- **Objective**
Return the listing below verbatim. Pictures do not belong in the copy.

— START OF Data lines —

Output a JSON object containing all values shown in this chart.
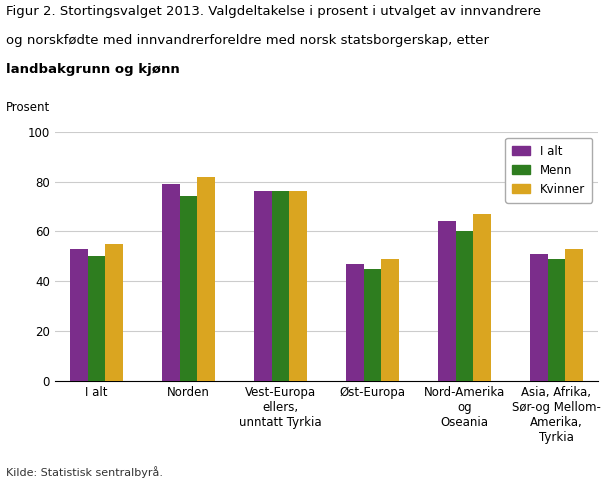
{
  "title_line1": "Figur 2. Stortingsvalget 2013. Valgdeltakelse i prosent i utvalget av innvandrere",
  "title_line2": "og norskfødte med innvandrerforeldre med norsk statsborgerskap, etter",
  "title_line3": "landbakgrunn og kjønn",
  "ylabel": "Prosent",
  "source": "Kilde: Statistisk sentralbyrå.",
  "categories": [
    "I alt",
    "Norden",
    "Vest-Europa\nellers,\nunntatt Tyrkia",
    "Øst-Europa",
    "Nord-Amerika\nog\nOseania",
    "Asia, Afrika,\nSør-og Mellom-\nAmerika,\nTyrkia"
  ],
  "series": {
    "I alt": [
      53,
      79,
      76,
      47,
      64,
      51
    ],
    "Menn": [
      50,
      74,
      76,
      45,
      60,
      49
    ],
    "Kvinner": [
      55,
      82,
      76,
      49,
      67,
      53
    ]
  },
  "colors": {
    "I alt": "#7B2D8B",
    "Menn": "#2E7D1F",
    "Kvinner": "#DAA520"
  },
  "ylim": [
    0,
    100
  ],
  "yticks": [
    0,
    20,
    40,
    60,
    80,
    100
  ],
  "legend_labels": [
    "I alt",
    "Menn",
    "Kvinner"
  ],
  "title_fontsize": 9.5,
  "axis_label_fontsize": 8.5,
  "tick_fontsize": 8.5,
  "legend_fontsize": 8.5,
  "source_fontsize": 8,
  "bar_width": 0.19,
  "background_color": "#ffffff",
  "grid_color": "#cccccc"
}
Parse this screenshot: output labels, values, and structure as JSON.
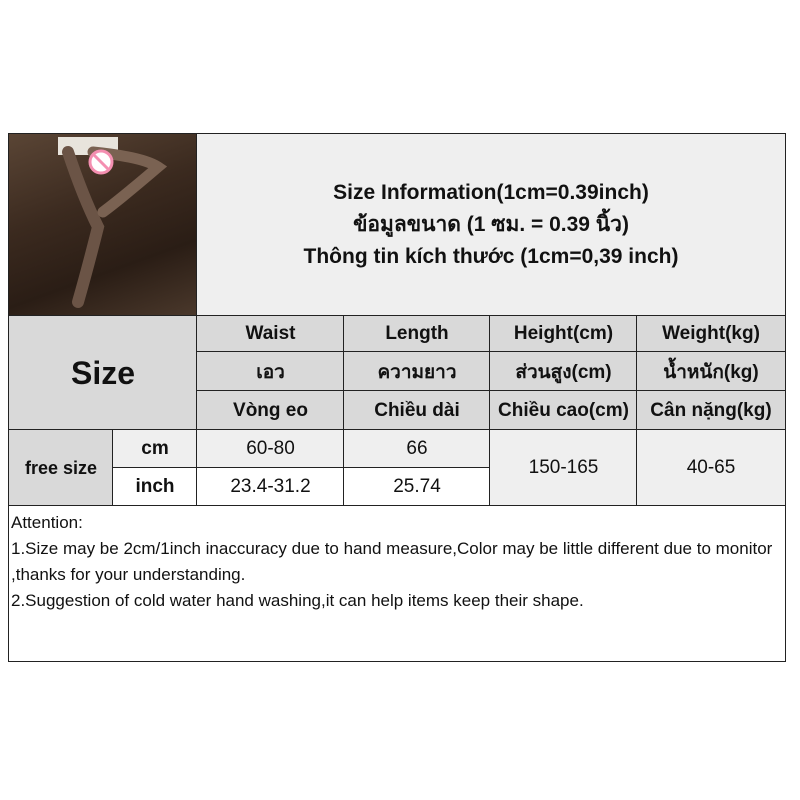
{
  "title": {
    "lines": [
      "Size Information(1cm=0.39inch)",
      "ข้อมูลขนาด (1 ซม. = 0.39 นิ้ว)",
      "Thông tin kích thước (1cm=0,39 inch)"
    ]
  },
  "photo": {
    "description_icon": "product-photo",
    "censor_color": "#f48fb1"
  },
  "table": {
    "size_label": "Size",
    "columns": [
      {
        "en": "Waist",
        "th": "เอว",
        "vi": "Vòng eo"
      },
      {
        "en": "Length",
        "th": "ความยาว",
        "vi": "Chiều dài"
      },
      {
        "en": "Height(cm)",
        "th": "ส่วนสูง(cm)",
        "vi": "Chiều cao(cm)"
      },
      {
        "en": "Weight(kg)",
        "th": "น้ำหนัก(kg)",
        "vi": "Cân nặng(kg)"
      }
    ],
    "row_label": "free size",
    "units": [
      "cm",
      "inch"
    ],
    "cm_values": [
      "60-80",
      "66"
    ],
    "inch_values": [
      "23.4-31.2",
      "25.74"
    ],
    "height": "150-165",
    "weight": "40-65"
  },
  "attention": {
    "lines": [
      "Attention:",
      "1.Size may be 2cm/1inch inaccuracy due to hand measure,Color may be little different due to monitor ,thanks for your understanding.",
      "2.Suggestion of cold water hand washing,it can help items keep their shape."
    ]
  }
}
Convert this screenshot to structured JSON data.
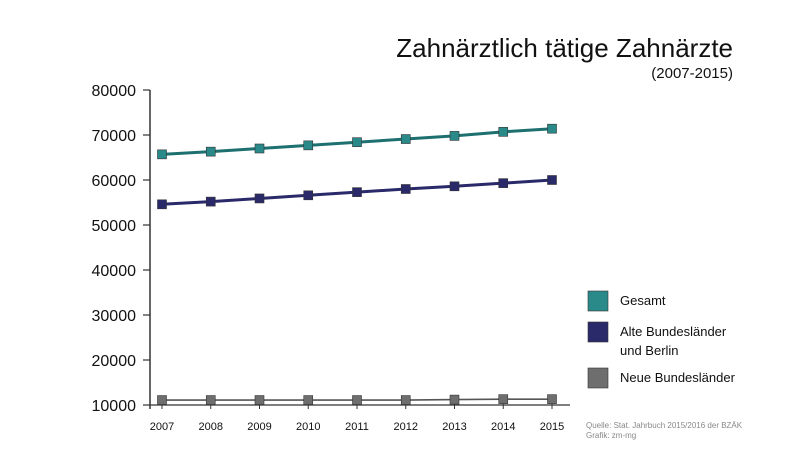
{
  "chart_data": {
    "type": "line",
    "title": "Zahnärztlich tätige Zahnärzte",
    "subtitle": "(2007-2015)",
    "x": [
      "2007",
      "2008",
      "2009",
      "2010",
      "2011",
      "2012",
      "2013",
      "2014",
      "2015"
    ],
    "yticks": [
      "80000",
      "70000",
      "60000",
      "50000",
      "40000",
      "30000",
      "20000",
      "10000"
    ],
    "ylim": [
      10000,
      80000
    ],
    "grid": false,
    "legend_position": "right",
    "series": [
      {
        "name": "Gesamt",
        "color": "#1e6f6f",
        "marker_color": "#2a8a8a",
        "values": [
          65700,
          66300,
          67000,
          67700,
          68400,
          69100,
          69800,
          70700,
          71400
        ]
      },
      {
        "name": "Alte Bundesländer und Berlin",
        "name_lines": [
          "Alte Bundesländer",
          "und Berlin"
        ],
        "color": "#2a2a6a",
        "marker_color": "#2a2a6a",
        "values": [
          54600,
          55200,
          55900,
          56600,
          57300,
          58000,
          58600,
          59300,
          60000
        ]
      },
      {
        "name": "Neue Bundesländer",
        "color": "#555555",
        "marker_color": "#6e6e6e",
        "values": [
          11100,
          11100,
          11100,
          11100,
          11100,
          11100,
          11200,
          11300,
          11300
        ]
      }
    ],
    "source_lines": [
      "Quelle: Stat. Jahrbuch 2015/2016 der BZÄK",
      "Grafik: zm-mg"
    ]
  }
}
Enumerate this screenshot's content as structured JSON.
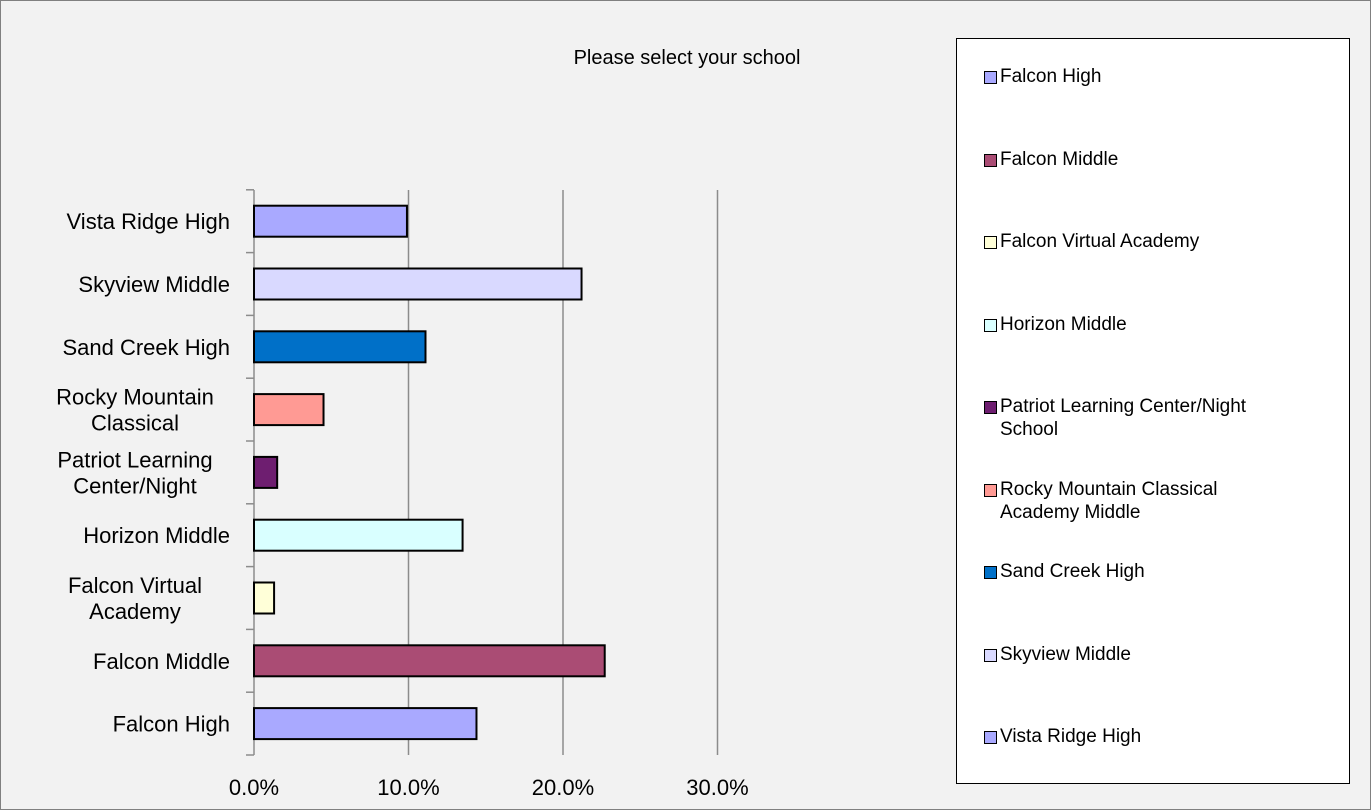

— END OF Data lines —

- **Reply**
Output a JSON object containing all values shown in this chart.
{
  "title_line1": "Figur 2. Stortingsvalget 2013. Valgdeltakelse i prosent i utvalget av innvandrere",
  "title_line2": "og norskfødte med innvandrerforeldre med norsk statsborgerskap, etter",
  "title_line3": "landbakgrunn og kjønn",
  "ylabel": "Prosent",
  "source": "Kilde: Statistisk sentralbyrå.",
  "categories": [
    "I alt",
    "Norden",
    "Vest-Europa\nellers,\nunntatt Tyrkia",
    "Øst-Europa",
    "Nord-Amerika\nog\nOseania",
    "Asia, Afrika,\nSør-og Mellom-\nAmerika,\nTyrkia"
  ],
  "series": {
    "I alt": [
      53,
      79,
      76,
      47,
      64,
      51
    ],
    "Menn": [
      50,
      74,
      76,
      45,
      60,
      49
    ],
    "Kvinner": [
      55,
      82,
      76,
      49,
      67,
      53
    ]
  },
  "colors": {
    "I alt": "#7B2D8B",
    "Menn": "#2E7D1F",
    "Kvinner": "#DAA520"
  },
  "ylim": [
    0,
    100
  ],
  "yticks": [
    0,
    20,
    40,
    60,
    80,
    100
  ],
  "legend_labels": [
    "I alt",
    "Menn",
    "Kvinner"
  ],
  "title_fontsize": 9.5,
  "axis_label_fontsize": 8.5,
  "tick_fontsize": 8.5,
  "legend_fontsize": 8.5,
  "source_fontsize": 8,
  "bar_width": 0.19,
  "background_color": "#ffffff",
  "grid_color": "#cccccc"
}
Parse this screenshot: output labels, values, and structure as JSON.
{
  "title": {
    "lines": [
      "Size Information(1cm=0.39inch)",
      "ข้อมูลขนาด (1 ซม. = 0.39 นิ้ว)",
      "Thông tin kích thước (1cm=0,39 inch)"
    ]
  },
  "photo": {
    "description_icon": "product-photo",
    "censor_color": "#f48fb1"
  },
  "table": {
    "size_label": "Size",
    "columns": [
      {
        "en": "Waist",
        "th": "เอว",
        "vi": "Vòng eo"
      },
      {
        "en": "Length",
        "th": "ความยาว",
        "vi": "Chiều dài"
      },
      {
        "en": "Height(cm)",
        "th": "ส่วนสูง(cm)",
        "vi": "Chiều cao(cm)"
      },
      {
        "en": "Weight(kg)",
        "th": "น้ำหนัก(kg)",
        "vi": "Cân nặng(kg)"
      }
    ],
    "row_label": "free size",
    "units": [
      "cm",
      "inch"
    ],
    "cm_values": [
      "60-80",
      "66"
    ],
    "inch_values": [
      "23.4-31.2",
      "25.74"
    ],
    "height": "150-165",
    "weight": "40-65"
  },
  "attention": {
    "lines": [
      "Attention:",
      "1.Size may be 2cm/1inch inaccuracy due to hand measure,Color may be little different due to monitor ,thanks for your understanding.",
      "2.Suggestion of cold water hand washing,it can help items keep their shape."
    ]
  }
}
Convert this screenshot to structured JSON data.
{
  "chart_data": {
    "type": "line",
    "title": "Zahnärztlich tätige Zahnärzte",
    "subtitle": "(2007-2015)",
    "x": [
      "2007",
      "2008",
      "2009",
      "2010",
      "2011",
      "2012",
      "2013",
      "2014",
      "2015"
    ],
    "yticks": [
      "80000",
      "70000",
      "60000",
      "50000",
      "40000",
      "30000",
      "20000",
      "10000"
    ],
    "ylim": [
      10000,
      80000
    ],
    "grid": false,
    "legend_position": "right",
    "series": [
      {
        "name": "Gesamt",
        "color": "#1e6f6f",
        "marker_color": "#2a8a8a",
        "values": [
          65700,
          66300,
          67000,
          67700,
          68400,
          69100,
          69800,
          70700,
          71400
        ]
      },
      {
        "name": "Alte Bundesländer und Berlin",
        "name_lines": [
          "Alte Bundesländer",
          "und Berlin"
        ],
        "color": "#2a2a6a",
        "marker_color": "#2a2a6a",
        "values": [
          54600,
          55200,
          55900,
          56600,
          57300,
          58000,
          58600,
          59300,
          60000
        ]
      },
      {
        "name": "Neue Bundesländer",
        "color": "#555555",
        "marker_color": "#6e6e6e",
        "values": [
          11100,
          11100,
          11100,
          11100,
          11100,
          11100,
          11200,
          11300,
          11300
        ]
      }
    ],
    "source_lines": [
      "Quelle: Stat. Jahrbuch 2015/2016 der BZÄK",
      "Grafik: zm-mg"
    ]
  }
}
Enumerate this screenshot's content as structured JSON.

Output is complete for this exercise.